What you need to do » Using the listing below, report all lines holding the word "some".

The input »
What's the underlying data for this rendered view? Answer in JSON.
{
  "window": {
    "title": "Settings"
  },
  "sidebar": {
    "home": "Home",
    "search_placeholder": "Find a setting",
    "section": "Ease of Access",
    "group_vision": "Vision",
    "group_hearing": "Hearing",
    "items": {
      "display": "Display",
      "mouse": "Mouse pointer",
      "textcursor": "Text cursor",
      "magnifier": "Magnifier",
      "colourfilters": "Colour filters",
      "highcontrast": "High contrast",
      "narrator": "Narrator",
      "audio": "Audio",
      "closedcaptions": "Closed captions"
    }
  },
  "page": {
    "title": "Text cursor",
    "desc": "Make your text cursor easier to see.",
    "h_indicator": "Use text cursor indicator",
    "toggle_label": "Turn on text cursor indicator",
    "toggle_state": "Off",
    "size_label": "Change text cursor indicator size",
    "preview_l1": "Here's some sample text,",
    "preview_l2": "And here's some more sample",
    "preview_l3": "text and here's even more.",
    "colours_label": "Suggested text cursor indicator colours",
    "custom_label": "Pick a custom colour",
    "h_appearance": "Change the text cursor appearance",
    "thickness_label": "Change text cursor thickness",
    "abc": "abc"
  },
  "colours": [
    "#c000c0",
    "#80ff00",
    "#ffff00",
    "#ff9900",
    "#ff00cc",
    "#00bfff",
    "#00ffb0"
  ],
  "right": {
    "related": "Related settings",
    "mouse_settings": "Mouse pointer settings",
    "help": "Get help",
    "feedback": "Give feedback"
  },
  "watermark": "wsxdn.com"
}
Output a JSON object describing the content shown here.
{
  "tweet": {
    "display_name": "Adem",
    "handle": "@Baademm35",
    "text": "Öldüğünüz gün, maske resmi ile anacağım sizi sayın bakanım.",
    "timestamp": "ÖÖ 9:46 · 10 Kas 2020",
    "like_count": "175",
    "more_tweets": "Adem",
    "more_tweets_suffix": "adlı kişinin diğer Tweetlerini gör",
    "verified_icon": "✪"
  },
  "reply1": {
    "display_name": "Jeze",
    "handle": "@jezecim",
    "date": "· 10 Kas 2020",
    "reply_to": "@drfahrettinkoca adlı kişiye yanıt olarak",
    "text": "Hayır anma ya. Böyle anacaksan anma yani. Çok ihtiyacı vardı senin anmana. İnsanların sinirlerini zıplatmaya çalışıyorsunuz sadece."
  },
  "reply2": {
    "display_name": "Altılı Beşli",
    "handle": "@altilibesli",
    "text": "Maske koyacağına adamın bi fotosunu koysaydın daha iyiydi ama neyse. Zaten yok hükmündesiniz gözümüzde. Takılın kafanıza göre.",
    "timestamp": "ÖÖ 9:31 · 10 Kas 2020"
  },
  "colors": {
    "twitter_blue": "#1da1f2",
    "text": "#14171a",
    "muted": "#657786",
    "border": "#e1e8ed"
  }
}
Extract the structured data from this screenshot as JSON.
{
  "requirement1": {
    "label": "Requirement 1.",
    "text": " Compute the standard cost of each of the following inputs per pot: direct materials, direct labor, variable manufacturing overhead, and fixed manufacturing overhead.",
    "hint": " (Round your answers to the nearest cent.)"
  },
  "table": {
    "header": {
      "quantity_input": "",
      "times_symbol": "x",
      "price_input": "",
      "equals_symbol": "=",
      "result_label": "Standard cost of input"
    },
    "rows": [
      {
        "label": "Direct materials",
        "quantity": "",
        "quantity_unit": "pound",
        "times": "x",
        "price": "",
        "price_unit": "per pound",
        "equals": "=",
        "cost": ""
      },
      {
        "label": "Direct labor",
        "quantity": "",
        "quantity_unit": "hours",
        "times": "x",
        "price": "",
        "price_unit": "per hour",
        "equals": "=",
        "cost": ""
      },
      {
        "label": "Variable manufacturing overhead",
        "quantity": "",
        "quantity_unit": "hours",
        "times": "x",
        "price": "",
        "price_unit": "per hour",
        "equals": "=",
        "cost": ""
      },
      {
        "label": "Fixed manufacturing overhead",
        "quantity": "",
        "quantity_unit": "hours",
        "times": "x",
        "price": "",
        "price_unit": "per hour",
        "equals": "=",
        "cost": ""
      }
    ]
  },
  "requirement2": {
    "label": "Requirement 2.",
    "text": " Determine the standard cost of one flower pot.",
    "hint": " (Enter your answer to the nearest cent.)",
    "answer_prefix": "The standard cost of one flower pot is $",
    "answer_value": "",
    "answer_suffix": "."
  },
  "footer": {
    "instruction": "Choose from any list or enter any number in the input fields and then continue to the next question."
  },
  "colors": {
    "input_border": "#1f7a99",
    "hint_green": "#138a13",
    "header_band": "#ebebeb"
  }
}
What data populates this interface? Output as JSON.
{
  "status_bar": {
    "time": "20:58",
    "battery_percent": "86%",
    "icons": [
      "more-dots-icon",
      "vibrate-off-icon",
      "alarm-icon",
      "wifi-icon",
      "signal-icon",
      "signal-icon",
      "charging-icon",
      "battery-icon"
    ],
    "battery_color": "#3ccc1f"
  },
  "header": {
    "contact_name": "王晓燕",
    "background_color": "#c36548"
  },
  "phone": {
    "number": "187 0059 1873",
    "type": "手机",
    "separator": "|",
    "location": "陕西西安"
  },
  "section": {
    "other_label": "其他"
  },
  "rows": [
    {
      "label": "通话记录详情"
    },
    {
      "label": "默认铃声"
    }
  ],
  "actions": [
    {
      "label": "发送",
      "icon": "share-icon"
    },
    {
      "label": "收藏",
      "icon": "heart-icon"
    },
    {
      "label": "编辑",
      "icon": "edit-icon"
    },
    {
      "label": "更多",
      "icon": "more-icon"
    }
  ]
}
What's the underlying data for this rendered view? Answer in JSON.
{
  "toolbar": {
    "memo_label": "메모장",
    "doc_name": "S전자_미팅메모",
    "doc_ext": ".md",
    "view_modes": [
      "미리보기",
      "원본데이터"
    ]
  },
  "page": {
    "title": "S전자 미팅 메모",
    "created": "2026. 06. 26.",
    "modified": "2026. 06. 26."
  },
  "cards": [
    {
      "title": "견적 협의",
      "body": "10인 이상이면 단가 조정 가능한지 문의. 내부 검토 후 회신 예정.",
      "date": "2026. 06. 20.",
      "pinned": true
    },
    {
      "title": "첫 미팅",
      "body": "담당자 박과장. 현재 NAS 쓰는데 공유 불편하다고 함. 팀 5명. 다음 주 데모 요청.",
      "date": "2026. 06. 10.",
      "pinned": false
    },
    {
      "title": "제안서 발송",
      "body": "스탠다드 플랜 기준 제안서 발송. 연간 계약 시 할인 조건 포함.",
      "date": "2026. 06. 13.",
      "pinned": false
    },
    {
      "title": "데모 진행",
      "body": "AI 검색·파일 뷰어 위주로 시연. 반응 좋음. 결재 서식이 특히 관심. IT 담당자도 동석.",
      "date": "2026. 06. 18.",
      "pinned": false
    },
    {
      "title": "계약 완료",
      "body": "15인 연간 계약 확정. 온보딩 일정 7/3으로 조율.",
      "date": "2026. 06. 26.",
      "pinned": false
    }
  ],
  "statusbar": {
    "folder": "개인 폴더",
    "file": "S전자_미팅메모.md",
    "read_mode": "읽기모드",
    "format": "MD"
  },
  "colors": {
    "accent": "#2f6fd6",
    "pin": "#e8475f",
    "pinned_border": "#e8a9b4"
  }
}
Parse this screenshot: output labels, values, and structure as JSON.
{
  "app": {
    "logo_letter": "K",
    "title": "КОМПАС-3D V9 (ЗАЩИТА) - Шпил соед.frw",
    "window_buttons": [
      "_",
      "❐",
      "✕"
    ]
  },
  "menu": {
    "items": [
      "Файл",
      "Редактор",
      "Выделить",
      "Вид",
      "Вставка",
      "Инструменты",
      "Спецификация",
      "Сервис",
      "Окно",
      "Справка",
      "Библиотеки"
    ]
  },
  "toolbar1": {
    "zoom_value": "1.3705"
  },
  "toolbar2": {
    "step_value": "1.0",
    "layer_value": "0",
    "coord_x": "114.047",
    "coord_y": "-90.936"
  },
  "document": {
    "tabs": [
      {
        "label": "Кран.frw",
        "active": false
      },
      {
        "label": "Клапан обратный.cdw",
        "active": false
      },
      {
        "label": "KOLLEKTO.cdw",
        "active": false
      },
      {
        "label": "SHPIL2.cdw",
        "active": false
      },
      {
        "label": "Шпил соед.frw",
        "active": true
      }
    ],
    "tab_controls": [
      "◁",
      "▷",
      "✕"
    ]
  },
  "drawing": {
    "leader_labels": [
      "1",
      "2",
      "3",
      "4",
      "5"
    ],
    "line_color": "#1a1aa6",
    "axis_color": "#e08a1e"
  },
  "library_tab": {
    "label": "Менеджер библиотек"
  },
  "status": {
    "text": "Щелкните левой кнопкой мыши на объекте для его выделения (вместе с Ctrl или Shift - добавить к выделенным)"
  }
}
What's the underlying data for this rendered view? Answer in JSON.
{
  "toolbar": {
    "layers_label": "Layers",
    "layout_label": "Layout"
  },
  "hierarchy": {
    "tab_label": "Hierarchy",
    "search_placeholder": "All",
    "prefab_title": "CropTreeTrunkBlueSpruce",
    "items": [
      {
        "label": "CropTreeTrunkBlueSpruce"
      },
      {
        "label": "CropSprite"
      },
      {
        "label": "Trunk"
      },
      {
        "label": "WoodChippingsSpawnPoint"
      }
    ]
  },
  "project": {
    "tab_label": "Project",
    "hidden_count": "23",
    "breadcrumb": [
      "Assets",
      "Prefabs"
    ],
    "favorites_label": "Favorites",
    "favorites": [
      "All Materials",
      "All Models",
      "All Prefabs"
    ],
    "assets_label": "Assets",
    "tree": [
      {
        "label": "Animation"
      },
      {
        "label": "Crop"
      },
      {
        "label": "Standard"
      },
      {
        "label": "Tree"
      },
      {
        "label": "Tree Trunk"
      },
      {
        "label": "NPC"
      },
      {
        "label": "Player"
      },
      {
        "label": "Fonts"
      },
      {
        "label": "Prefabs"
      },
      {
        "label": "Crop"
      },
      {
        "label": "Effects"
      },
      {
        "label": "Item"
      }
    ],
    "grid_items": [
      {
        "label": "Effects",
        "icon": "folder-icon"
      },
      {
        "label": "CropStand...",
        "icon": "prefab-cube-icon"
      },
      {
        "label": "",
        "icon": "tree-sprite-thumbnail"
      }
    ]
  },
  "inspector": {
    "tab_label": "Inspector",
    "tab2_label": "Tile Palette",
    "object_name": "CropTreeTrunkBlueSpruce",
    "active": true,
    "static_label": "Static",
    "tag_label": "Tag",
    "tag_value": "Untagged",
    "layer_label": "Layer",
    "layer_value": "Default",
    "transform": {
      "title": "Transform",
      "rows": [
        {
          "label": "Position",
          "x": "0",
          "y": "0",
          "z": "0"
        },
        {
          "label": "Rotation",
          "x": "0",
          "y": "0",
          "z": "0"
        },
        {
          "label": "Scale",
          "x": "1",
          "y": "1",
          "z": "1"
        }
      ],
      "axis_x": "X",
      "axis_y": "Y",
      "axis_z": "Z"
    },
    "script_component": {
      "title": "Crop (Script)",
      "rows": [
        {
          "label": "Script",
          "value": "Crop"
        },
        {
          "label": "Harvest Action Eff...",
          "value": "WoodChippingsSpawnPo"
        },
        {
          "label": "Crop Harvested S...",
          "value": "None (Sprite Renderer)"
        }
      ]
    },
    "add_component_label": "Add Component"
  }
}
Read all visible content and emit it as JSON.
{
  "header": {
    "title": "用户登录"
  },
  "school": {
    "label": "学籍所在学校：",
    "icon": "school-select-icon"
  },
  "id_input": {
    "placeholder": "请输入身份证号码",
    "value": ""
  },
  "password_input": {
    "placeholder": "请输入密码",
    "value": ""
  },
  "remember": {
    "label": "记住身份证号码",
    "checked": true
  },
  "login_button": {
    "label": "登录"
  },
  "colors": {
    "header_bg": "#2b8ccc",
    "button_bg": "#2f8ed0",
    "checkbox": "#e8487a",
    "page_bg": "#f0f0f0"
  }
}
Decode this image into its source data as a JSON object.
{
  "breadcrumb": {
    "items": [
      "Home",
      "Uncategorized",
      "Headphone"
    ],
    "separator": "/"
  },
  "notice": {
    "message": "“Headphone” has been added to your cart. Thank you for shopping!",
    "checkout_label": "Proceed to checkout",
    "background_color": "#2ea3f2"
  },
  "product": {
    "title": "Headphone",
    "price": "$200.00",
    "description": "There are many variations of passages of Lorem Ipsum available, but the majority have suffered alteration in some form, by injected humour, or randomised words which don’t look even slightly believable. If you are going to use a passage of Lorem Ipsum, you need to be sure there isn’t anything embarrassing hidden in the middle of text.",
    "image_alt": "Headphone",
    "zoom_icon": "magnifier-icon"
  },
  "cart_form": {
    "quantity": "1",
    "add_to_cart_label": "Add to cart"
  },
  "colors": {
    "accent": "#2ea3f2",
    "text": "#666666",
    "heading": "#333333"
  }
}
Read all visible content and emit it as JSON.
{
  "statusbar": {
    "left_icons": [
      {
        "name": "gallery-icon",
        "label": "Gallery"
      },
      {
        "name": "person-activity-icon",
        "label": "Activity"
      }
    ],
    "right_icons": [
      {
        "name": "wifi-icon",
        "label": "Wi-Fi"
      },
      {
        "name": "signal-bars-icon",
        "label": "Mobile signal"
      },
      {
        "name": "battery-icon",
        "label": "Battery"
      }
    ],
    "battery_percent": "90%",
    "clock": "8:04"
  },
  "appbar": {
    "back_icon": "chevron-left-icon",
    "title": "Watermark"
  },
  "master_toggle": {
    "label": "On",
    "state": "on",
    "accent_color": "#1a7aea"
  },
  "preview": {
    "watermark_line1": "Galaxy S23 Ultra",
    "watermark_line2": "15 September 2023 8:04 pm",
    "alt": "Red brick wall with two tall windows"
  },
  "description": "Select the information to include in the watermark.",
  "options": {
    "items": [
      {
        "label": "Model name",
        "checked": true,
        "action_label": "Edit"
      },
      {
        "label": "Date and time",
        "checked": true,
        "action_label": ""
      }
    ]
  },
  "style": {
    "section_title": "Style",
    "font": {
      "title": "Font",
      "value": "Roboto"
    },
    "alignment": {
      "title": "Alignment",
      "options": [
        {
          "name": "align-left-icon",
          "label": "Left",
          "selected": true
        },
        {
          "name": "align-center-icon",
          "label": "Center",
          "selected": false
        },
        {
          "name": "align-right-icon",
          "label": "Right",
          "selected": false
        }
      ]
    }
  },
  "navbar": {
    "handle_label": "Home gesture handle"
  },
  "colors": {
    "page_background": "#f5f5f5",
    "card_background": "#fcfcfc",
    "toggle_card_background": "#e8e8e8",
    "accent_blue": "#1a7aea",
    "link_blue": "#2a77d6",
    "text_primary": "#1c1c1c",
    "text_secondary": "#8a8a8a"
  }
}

Problem solution »
    "preview_l1": "Here's some sample text,",
    "preview_l2": "And here's some more sample",
    "description": "There are many variations of passages of Lorem Ipsum available, but the majority have suffered alteration in some form, by injected humour, or randomised words which don’t look even slightly believable. If you are going to use a passage of Lorem Ipsum, you need to be sure there isn’t anything embarrassing hidden in the middle of text.",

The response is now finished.